Figure contents as structured data:
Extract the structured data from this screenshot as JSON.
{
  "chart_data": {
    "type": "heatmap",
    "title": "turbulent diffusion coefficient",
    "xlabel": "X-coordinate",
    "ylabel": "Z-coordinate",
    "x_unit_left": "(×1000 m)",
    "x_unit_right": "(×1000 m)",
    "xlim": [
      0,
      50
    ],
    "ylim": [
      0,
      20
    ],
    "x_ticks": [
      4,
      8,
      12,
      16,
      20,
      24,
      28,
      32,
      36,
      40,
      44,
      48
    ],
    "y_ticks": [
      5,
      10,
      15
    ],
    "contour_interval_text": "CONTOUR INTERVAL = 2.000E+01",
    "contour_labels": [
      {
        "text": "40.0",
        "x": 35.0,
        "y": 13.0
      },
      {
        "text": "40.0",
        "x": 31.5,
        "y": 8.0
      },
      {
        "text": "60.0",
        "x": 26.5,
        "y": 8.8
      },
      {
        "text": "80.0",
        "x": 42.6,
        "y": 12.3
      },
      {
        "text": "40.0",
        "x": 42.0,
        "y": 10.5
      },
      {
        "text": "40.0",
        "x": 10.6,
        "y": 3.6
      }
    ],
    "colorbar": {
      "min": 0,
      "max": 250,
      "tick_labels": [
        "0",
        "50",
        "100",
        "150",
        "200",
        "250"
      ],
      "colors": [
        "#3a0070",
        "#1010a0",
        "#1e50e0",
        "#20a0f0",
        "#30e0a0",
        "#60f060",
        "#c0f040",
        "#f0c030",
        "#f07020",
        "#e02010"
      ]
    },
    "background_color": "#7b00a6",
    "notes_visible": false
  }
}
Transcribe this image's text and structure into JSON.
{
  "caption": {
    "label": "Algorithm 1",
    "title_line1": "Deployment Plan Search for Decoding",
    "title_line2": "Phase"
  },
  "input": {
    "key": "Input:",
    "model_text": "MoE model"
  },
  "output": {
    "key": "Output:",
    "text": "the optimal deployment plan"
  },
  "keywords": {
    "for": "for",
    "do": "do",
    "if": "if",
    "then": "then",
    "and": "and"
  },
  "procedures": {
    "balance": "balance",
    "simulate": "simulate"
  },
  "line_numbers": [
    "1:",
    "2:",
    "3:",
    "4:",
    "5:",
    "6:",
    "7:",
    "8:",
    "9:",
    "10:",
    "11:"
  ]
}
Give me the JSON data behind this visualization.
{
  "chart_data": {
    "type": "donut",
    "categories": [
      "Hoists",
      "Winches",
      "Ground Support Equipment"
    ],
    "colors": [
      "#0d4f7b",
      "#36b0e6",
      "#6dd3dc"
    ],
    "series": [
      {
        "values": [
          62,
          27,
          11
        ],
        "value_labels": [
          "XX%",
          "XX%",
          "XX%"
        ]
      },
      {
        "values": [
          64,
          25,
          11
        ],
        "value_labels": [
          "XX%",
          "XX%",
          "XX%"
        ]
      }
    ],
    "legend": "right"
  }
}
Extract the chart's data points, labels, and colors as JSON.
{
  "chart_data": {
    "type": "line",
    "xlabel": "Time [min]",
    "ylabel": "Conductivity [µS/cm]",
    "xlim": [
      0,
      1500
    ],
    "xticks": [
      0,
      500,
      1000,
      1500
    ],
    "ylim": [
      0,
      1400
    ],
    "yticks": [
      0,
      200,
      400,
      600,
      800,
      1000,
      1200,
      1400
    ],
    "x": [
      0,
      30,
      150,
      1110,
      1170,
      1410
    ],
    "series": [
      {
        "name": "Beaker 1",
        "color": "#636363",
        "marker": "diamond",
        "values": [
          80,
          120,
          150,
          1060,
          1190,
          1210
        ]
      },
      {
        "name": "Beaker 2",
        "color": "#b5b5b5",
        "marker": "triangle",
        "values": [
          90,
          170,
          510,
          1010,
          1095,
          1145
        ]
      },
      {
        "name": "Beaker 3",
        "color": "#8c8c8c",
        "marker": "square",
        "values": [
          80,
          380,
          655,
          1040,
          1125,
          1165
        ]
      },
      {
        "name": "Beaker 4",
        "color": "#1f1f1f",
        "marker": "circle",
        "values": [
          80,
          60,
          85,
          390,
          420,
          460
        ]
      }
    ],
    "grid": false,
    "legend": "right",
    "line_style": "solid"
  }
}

Problem to work on:
Every record above must be duplicated exactly.

Problem solution:
Extract the structured data from this screenshot as JSON.
{
  "chart_data": {
    "type": "heatmap",
    "title": "turbulent diffusion coefficient",
    "xlabel": "X-coordinate",
    "ylabel": "Z-coordinate",
    "x_unit_left": "(×1000 m)",
    "x_unit_right": "(×1000 m)",
    "xlim": [
      0,
      50
    ],
    "ylim": [
      0,
      20
    ],
    "x_ticks": [
      4,
      8,
      12,
      16,
      20,
      24,
      28,
      32,
      36,
      40,
      44,
      48
    ],
    "y_ticks": [
      5,
      10,
      15
    ],
    "contour_interval_text": "CONTOUR INTERVAL = 2.000E+01",
    "contour_labels": [
      {
        "text": "40.0",
        "x": 35.0,
        "y": 13.0
      },
      {
        "text": "40.0",
        "x": 31.5,
        "y": 8.0
      },
      {
        "text": "60.0",
        "x": 26.5,
        "y": 8.8
      },
      {
        "text": "80.0",
        "x": 42.6,
        "y": 12.3
      },
      {
        "text": "40.0",
        "x": 42.0,
        "y": 10.5
      },
      {
        "text": "40.0",
        "x": 10.6,
        "y": 3.6
      }
    ],
    "colorbar": {
      "min": 0,
      "max": 250,
      "tick_labels": [
        "0",
        "50",
        "100",
        "150",
        "200",
        "250"
      ],
      "colors": [
        "#3a0070",
        "#1010a0",
        "#1e50e0",
        "#20a0f0",
        "#30e0a0",
        "#60f060",
        "#c0f040",
        "#f0c030",
        "#f07020",
        "#e02010"
      ]
    },
    "background_color": "#7b00a6",
    "notes_visible": false
  }
}
Transcribe this image's text and structure into JSON.
{
  "caption": {
    "label": "Algorithm 1",
    "title_line1": "Deployment Plan Search for Decoding",
    "title_line2": "Phase"
  },
  "input": {
    "key": "Input:",
    "model_text": "MoE model"
  },
  "output": {
    "key": "Output:",
    "text": "the optimal deployment plan"
  },
  "keywords": {
    "for": "for",
    "do": "do",
    "if": "if",
    "then": "then",
    "and": "and"
  },
  "procedures": {
    "balance": "balance",
    "simulate": "simulate"
  },
  "line_numbers": [
    "1:",
    "2:",
    "3:",
    "4:",
    "5:",
    "6:",
    "7:",
    "8:",
    "9:",
    "10:",
    "11:"
  ]
}
Give me the JSON data behind this visualization.
{
  "chart_data": {
    "type": "donut",
    "categories": [
      "Hoists",
      "Winches",
      "Ground Support Equipment"
    ],
    "colors": [
      "#0d4f7b",
      "#36b0e6",
      "#6dd3dc"
    ],
    "series": [
      {
        "values": [
          62,
          27,
          11
        ],
        "value_labels": [
          "XX%",
          "XX%",
          "XX%"
        ]
      },
      {
        "values": [
          64,
          25,
          11
        ],
        "value_labels": [
          "XX%",
          "XX%",
          "XX%"
        ]
      }
    ],
    "legend": "right"
  }
}
Extract the chart's data points, labels, and colors as JSON.
{
  "chart_data": {
    "type": "line",
    "xlabel": "Time [min]",
    "ylabel": "Conductivity [µS/cm]",
    "xlim": [
      0,
      1500
    ],
    "xticks": [
      0,
      500,
      1000,
      1500
    ],
    "ylim": [
      0,
      1400
    ],
    "yticks": [
      0,
      200,
      400,
      600,
      800,
      1000,
      1200,
      1400
    ],
    "x": [
      0,
      30,
      150,
      1110,
      1170,
      1410
    ],
    "series": [
      {
        "name": "Beaker 1",
        "color": "#636363",
        "marker": "diamond",
        "values": [
          80,
          120,
          150,
          1060,
          1190,
          1210
        ]
      },
      {
        "name": "Beaker 2",
        "color": "#b5b5b5",
        "marker": "triangle",
        "values": [
          90,
          170,
          510,
          1010,
          1095,
          1145
        ]
      },
      {
        "name": "Beaker 3",
        "color": "#8c8c8c",
        "marker": "square",
        "values": [
          80,
          380,
          655,
          1040,
          1125,
          1165
        ]
      },
      {
        "name": "Beaker 4",
        "color": "#1f1f1f",
        "marker": "circle",
        "values": [
          80,
          60,
          85,
          390,
          420,
          460
        ]
      }
    ],
    "grid": false,
    "legend": "right",
    "line_style": "solid"
  }
}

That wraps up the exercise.